***** The data *****
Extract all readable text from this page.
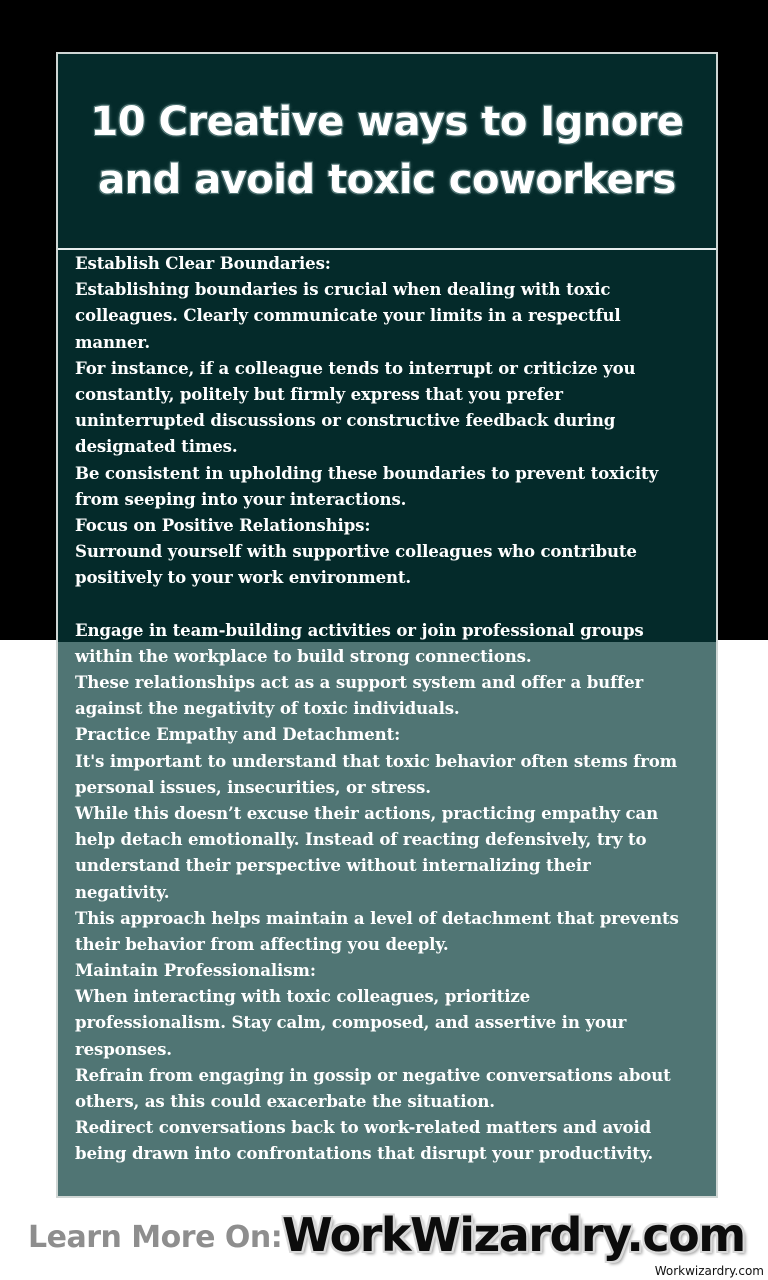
10 Creative ways to Ignore
and avoid toxic coworkers
Establish Clear Boundaries:
Establishing boundaries is crucial when dealing with toxic
colleagues. Clearly communicate your limits in a respectful
manner.
For instance, if a colleague tends to interrupt or criticize you
constantly, politely but firmly express that you prefer
uninterrupted discussions or constructive feedback during
designated times.
Be consistent in upholding these boundaries to prevent toxicity
from seeping into your interactions.
Focus on Positive Relationships:
Surround yourself with supportive colleagues who contribute
positively to your work environment.
Engage in team-building activities or join professional groups
within the workplace to build strong connections.
These relationships act as a support system and offer a buffer
against the negativity of toxic individuals.
Practice Empathy and Detachment:
It's important to understand that toxic behavior often stems from
personal issues, insecurities, or stress.
While this doesn’t excuse their actions, practicing empathy can
help detach emotionally. Instead of reacting defensively, try to
understand their perspective without internalizing their
negativity.
This approach helps maintain a level of detachment that prevents
their behavior from affecting you deeply.
Maintain Professionalism:
When interacting with toxic colleagues, prioritize
professionalism. Stay calm, composed, and assertive in your
responses.
Refrain from engaging in gossip or negative conversations about
others, as this could exacerbate the situation.
Redirect conversations back to work-related matters and avoid
being drawn into confrontations that disrupt your productivity.
Learn More On: WorkWizardry.com
Workwizardry.com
*****
### What you need to do:
Out of the preceding entries, pull every line containing the string "their".

### Exercise solution:
While this doesn’t excuse their actions, practicing empathy can
understand their perspective without internalizing their
their behavior from affecting you deeply.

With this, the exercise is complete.